(Selected excerpt begins)

A company called U3K has patented technology (USPTO 7,140,187) (the u3kenergy.com link has lapsed) can convert urea (in a white solid form) to either ammonia or hydrogen for delivery to internal combustion engines and fuel cells in stationary or mobile applications. U3K’s system can provide internal combustion engines with ammonia or fuel cells with hydrogen “on demand.”
U3K’s claimed urea advantages are it is non-toxic, clean burning, non-explosive, and is more economical than refined petroleum products. Urea can fit into the existing liquid based fueling infrastructure. Existing engines can be retrofit cheaply. The capital cost of urea fueling stations is significantly less than the cost of existing gasoline stations. With current urea manufacturing technology, urea has a “well to wheel” efficiency that exceeds gasoline. And urea can be stored as a solid or a liquid.
So far we know that H2 can be effectively stored using alcohols, ammonia and to be complete, natural gas methane. From a system perspective methane is entrenched, both for fuel in homes, cars and electricity generation. Light alcohols are gradually becoming competitive without supports from government. Ammonia is still far underdeveloped.

(Selected excerpt ends)
(Data supplied begins)

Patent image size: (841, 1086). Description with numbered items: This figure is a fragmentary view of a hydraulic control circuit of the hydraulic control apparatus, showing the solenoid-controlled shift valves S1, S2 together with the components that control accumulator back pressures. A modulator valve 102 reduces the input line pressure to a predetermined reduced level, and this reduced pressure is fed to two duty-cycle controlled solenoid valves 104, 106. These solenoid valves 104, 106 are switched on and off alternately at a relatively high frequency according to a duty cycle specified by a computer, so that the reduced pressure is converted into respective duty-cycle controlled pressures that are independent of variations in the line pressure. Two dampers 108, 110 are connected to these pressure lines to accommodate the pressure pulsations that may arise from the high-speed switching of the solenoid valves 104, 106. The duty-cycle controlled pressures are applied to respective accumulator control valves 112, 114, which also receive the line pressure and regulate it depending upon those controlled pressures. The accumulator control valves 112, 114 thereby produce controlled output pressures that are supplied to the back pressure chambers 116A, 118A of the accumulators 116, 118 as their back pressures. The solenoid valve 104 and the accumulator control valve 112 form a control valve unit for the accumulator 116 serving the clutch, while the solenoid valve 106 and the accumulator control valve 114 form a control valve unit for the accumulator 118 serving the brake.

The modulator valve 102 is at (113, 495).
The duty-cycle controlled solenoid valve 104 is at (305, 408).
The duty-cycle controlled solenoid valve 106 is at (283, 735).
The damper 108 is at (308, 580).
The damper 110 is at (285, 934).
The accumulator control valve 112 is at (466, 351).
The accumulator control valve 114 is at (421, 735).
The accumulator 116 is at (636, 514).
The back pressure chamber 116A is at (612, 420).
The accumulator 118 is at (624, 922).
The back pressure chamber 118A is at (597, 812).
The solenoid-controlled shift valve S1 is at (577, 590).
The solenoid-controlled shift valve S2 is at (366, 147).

(Data supplied ends)

What the task requires —
Carry on the passage about urea and other hydrogen carriers from its last sentence.

Result of this task —
For burning or oxidizing ammonia is at a disadvantage. But when considered from a fuel cell perspective ammonia has advantages. For systems development, ammonia might have a powerful role in stranded or isolated wind or solar installations as the concentration level is superior. Electrolysis can be comparatively efficient from a financial perspective when the cost of transmission lines is considered. Flowing ammonia vapor or liquid might be a low cost way to move stored energy in hydrogen.
At the use end all the fuels must be one means or another be stripped of the carbon or nitrogen atoms and in some fuels oxygen for the fuel cells to use the hydrogen. This step is where the crux of the competition may lie. Last year saw a paper in Science magazine reveal an alternative to stripping out the oxygen that might work across alcohols and for air batteries. Further checking shows that paths are being blazed to strip the hydrogen off fuels both in a process step and during the operation of some fuel cell designs. Lab units seem expensive, but with material development, commercial scale, and fuel price considerations, all of the light carbon based and ammonia fuels look like contenders.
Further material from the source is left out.